** BEGIN EXTRACTED DATA **

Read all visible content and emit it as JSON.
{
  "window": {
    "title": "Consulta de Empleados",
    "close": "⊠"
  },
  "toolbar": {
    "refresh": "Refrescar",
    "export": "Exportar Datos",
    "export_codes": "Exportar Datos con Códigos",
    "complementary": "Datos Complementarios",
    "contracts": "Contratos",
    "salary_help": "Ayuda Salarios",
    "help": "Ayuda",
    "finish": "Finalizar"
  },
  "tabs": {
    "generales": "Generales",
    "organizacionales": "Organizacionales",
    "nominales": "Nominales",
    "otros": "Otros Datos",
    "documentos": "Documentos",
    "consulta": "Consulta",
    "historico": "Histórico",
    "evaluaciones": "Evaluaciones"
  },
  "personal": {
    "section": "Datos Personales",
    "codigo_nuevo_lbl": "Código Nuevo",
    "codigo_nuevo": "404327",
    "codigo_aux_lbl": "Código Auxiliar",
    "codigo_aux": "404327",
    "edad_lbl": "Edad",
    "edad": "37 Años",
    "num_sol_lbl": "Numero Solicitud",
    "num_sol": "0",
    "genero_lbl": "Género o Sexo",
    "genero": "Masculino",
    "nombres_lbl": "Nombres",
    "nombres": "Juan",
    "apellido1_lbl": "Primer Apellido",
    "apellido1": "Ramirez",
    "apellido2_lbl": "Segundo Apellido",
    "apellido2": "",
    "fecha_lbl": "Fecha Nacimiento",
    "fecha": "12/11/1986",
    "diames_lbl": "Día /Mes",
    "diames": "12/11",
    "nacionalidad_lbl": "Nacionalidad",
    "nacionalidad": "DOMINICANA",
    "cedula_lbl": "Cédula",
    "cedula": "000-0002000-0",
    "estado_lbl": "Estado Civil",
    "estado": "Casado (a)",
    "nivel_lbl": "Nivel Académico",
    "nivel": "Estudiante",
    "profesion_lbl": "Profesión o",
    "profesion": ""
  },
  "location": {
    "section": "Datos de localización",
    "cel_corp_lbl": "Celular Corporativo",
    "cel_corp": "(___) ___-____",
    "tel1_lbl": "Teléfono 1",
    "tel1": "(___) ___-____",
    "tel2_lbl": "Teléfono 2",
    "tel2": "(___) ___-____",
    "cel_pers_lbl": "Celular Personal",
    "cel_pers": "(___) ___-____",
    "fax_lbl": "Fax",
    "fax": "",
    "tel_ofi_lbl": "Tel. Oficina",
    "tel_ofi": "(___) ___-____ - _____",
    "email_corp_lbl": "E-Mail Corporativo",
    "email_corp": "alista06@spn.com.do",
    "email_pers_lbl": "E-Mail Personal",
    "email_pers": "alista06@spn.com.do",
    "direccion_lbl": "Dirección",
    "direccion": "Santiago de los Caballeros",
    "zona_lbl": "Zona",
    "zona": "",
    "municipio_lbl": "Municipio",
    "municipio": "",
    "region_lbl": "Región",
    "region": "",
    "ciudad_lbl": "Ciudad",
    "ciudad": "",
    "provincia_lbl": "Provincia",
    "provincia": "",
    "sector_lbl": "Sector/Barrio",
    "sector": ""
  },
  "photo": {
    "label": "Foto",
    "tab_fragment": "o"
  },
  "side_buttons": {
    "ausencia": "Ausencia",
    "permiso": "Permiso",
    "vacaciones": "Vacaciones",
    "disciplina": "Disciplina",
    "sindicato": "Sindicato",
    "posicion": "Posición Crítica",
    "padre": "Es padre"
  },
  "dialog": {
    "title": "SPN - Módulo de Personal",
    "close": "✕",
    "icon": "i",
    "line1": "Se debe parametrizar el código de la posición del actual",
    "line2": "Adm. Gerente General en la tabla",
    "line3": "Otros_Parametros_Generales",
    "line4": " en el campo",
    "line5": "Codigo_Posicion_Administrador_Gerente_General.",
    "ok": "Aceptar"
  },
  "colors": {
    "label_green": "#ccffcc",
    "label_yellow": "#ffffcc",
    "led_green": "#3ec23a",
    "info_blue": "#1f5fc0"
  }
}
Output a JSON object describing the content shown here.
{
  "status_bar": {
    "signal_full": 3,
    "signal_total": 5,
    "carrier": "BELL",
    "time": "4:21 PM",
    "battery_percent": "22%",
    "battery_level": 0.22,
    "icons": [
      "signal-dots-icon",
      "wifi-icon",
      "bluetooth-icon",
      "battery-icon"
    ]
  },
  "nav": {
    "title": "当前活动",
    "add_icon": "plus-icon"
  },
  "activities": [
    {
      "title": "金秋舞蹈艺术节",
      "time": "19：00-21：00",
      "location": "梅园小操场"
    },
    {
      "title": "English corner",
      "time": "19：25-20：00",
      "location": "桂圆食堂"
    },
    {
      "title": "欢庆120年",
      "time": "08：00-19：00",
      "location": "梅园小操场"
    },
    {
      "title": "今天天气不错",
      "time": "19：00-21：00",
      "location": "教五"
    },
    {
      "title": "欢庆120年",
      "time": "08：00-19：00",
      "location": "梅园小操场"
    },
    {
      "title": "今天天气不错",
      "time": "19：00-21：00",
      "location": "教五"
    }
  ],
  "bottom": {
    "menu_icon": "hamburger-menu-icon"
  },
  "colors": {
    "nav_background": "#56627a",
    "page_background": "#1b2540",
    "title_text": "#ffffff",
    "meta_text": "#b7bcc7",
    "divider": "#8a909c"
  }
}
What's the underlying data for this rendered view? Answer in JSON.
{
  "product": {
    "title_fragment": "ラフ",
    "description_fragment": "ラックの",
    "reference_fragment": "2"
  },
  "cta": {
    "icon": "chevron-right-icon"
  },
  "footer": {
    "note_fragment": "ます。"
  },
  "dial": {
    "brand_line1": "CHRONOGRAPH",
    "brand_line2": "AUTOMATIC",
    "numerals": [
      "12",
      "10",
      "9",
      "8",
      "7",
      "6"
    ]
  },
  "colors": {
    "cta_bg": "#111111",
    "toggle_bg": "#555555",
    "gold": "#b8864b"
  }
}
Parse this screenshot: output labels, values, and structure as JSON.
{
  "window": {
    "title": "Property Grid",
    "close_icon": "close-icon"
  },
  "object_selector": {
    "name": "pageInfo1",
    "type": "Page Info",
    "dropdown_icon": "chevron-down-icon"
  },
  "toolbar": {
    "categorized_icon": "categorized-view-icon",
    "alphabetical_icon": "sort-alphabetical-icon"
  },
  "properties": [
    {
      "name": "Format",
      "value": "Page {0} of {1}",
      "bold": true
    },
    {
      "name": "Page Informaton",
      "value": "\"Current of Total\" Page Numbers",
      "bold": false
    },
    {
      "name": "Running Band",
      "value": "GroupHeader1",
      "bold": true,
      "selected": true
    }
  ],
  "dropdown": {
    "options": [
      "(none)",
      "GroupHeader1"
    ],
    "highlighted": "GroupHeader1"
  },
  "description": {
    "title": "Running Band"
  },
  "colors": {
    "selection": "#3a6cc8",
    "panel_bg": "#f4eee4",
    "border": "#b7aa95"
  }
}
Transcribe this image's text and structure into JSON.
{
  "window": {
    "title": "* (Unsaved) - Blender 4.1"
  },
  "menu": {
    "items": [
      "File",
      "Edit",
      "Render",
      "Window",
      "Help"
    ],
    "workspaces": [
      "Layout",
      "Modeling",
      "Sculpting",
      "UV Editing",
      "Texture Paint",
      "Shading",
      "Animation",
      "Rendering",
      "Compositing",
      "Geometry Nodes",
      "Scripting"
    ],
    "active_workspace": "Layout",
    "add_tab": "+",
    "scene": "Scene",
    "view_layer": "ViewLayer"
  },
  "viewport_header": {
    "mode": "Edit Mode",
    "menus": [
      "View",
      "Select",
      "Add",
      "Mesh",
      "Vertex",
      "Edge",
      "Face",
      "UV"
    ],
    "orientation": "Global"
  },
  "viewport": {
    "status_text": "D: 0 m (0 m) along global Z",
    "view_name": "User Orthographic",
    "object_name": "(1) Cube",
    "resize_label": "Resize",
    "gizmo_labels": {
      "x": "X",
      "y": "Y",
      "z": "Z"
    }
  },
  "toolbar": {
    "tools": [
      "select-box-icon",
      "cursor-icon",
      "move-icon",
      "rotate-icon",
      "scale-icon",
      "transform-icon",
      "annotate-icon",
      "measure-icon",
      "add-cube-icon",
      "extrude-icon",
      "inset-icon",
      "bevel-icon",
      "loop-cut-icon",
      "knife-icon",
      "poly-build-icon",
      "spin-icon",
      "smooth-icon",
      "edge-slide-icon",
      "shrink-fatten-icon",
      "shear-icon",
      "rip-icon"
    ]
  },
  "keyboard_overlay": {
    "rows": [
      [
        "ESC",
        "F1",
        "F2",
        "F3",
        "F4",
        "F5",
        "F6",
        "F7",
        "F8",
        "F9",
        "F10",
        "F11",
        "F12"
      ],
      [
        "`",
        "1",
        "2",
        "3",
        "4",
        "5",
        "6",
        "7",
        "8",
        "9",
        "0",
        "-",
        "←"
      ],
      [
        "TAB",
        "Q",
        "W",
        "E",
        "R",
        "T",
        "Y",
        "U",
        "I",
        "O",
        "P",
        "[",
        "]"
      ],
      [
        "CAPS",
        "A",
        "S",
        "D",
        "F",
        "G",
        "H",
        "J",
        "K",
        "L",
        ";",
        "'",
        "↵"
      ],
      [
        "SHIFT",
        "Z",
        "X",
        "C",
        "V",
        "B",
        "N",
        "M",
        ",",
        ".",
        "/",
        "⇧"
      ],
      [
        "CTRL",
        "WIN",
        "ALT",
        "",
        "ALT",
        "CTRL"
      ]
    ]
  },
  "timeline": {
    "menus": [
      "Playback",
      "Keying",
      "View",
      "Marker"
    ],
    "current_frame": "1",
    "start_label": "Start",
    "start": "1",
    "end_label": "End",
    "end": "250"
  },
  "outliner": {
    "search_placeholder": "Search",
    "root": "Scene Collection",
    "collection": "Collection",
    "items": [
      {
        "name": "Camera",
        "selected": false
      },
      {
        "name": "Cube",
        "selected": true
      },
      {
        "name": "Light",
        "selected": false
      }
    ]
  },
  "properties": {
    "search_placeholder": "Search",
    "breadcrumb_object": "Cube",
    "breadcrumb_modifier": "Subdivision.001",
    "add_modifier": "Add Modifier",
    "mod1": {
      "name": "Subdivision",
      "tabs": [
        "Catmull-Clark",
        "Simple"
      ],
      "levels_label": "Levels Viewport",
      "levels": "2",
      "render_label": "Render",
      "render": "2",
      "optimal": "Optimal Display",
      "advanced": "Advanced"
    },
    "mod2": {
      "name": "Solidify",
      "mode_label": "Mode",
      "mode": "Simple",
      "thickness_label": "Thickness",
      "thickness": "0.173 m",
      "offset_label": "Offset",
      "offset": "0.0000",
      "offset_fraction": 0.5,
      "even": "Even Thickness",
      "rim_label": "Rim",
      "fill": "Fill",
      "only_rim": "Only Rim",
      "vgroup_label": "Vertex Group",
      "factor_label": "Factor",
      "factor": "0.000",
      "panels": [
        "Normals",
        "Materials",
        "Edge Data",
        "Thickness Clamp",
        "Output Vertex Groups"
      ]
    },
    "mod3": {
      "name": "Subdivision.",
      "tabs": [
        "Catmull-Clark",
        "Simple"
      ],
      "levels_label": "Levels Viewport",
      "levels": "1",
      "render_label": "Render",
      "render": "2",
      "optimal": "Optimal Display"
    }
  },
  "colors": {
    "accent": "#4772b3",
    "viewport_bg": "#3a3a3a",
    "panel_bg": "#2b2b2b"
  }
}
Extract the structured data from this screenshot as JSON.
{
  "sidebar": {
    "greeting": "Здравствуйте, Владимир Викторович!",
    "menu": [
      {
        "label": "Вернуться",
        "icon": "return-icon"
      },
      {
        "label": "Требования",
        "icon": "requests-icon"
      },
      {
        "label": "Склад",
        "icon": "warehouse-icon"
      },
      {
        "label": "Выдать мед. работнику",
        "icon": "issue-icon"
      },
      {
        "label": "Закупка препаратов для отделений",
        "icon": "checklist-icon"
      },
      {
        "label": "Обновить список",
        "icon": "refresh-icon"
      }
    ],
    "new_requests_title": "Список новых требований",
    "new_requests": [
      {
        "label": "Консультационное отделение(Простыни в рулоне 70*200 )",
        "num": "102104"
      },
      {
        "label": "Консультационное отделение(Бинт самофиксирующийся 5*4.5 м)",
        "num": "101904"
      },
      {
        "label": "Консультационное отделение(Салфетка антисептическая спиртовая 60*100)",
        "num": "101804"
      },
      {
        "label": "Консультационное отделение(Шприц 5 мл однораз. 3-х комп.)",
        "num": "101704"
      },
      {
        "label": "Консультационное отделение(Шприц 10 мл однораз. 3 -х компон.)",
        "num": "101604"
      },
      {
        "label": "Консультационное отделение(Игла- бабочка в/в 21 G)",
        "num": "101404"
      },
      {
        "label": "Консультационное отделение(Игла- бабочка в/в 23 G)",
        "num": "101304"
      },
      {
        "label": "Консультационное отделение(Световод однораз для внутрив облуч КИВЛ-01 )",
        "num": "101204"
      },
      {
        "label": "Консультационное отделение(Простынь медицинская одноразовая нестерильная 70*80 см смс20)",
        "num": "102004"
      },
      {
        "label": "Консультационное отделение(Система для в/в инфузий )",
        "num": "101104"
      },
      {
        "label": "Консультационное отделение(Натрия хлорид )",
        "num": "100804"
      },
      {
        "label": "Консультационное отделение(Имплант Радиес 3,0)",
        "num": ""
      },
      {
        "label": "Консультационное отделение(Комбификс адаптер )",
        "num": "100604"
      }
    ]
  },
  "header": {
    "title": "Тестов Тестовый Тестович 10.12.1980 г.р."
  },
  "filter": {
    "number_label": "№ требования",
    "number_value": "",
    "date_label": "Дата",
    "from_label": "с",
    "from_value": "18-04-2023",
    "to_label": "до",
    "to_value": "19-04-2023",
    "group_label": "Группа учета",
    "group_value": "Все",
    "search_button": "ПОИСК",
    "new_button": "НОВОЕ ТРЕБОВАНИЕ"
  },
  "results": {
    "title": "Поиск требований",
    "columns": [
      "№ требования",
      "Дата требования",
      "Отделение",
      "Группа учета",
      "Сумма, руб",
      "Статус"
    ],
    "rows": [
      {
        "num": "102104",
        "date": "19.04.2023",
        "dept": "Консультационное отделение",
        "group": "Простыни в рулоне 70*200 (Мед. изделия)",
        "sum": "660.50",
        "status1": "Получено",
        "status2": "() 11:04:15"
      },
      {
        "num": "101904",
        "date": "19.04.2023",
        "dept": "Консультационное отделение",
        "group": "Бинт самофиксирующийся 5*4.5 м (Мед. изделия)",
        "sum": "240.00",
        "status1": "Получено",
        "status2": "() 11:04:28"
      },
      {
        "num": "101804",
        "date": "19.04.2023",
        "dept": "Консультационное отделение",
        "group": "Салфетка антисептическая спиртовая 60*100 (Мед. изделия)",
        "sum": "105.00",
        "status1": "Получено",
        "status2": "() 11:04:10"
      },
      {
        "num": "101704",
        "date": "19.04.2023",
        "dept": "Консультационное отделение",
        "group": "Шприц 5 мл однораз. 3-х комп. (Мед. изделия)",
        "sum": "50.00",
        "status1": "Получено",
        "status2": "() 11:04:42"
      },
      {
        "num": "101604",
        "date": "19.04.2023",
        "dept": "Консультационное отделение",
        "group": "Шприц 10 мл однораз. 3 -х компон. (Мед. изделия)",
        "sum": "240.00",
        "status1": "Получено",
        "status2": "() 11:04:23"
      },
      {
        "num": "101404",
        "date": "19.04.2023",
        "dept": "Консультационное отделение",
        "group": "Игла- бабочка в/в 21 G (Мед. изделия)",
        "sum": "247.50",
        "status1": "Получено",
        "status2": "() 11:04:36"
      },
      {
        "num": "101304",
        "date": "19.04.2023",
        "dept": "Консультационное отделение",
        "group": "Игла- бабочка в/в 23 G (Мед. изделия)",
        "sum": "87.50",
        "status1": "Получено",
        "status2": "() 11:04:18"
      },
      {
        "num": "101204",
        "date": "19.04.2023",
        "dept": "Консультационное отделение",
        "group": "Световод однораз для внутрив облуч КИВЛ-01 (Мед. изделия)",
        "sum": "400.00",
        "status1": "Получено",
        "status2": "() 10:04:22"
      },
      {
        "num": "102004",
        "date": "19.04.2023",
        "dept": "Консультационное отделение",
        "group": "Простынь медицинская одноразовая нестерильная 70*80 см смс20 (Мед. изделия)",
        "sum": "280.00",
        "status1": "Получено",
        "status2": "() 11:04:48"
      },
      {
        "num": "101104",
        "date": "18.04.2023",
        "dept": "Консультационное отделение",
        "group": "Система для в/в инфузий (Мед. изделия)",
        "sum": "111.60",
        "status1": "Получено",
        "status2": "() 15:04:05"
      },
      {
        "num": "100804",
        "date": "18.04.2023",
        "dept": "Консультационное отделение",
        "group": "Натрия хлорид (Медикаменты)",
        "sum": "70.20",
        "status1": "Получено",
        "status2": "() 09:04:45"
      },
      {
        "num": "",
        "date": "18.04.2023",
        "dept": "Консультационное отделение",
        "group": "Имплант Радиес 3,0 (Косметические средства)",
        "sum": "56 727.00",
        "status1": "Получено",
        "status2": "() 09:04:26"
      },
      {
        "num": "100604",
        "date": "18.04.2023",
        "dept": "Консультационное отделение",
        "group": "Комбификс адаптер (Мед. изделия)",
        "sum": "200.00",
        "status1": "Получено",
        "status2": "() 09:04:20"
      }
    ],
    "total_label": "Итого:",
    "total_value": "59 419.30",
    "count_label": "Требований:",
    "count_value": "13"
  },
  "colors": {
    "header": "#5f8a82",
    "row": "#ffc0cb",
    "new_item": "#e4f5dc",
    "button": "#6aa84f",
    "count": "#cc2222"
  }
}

** END EXTRACTED DATA **

**GOAL OF THE EXERCISE**: In the records above, tally the lines where the word "Группа" appears, and give the number and nothing else.

**CORRECT ANSWER**: 2